Dataset listings of figures ->
** Begin **

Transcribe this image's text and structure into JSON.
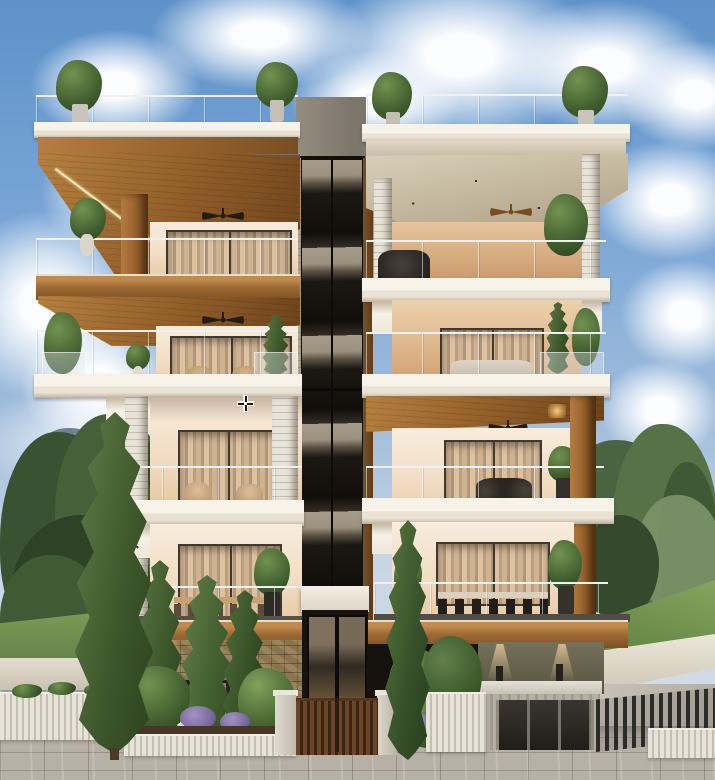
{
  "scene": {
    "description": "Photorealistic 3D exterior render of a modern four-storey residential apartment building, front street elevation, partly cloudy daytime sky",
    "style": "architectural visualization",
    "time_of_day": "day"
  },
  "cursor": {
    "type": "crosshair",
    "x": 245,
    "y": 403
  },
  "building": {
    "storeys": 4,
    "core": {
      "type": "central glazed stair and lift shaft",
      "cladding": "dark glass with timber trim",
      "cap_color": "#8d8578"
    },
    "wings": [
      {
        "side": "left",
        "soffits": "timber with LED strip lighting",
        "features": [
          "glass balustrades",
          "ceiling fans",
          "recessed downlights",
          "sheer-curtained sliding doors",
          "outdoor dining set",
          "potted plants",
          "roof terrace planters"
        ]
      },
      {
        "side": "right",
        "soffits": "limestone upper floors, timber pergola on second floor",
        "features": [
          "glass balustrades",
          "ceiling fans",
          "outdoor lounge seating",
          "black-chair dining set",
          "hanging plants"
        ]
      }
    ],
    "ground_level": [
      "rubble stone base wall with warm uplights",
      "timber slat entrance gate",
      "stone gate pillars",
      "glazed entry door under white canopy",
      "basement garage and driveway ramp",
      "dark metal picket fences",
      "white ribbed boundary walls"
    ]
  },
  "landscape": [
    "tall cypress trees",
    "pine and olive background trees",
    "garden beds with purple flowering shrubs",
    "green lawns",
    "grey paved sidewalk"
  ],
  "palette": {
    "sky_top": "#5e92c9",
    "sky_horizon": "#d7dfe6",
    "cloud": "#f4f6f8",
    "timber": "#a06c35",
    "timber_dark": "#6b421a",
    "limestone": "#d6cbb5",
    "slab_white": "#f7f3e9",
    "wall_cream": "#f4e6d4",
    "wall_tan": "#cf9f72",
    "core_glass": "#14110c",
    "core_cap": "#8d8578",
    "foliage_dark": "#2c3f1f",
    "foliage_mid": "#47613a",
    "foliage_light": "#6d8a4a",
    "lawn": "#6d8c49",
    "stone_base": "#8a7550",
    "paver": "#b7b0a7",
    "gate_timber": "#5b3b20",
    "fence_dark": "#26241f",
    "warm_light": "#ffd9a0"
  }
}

** End **

Aim of the task -> Copy every line that includes the string "soffits" from the material above.

Worked solution ->
        "soffits": "timber with LED strip lighting",
        "soffits": "limestone upper floors, timber pergola on second floor",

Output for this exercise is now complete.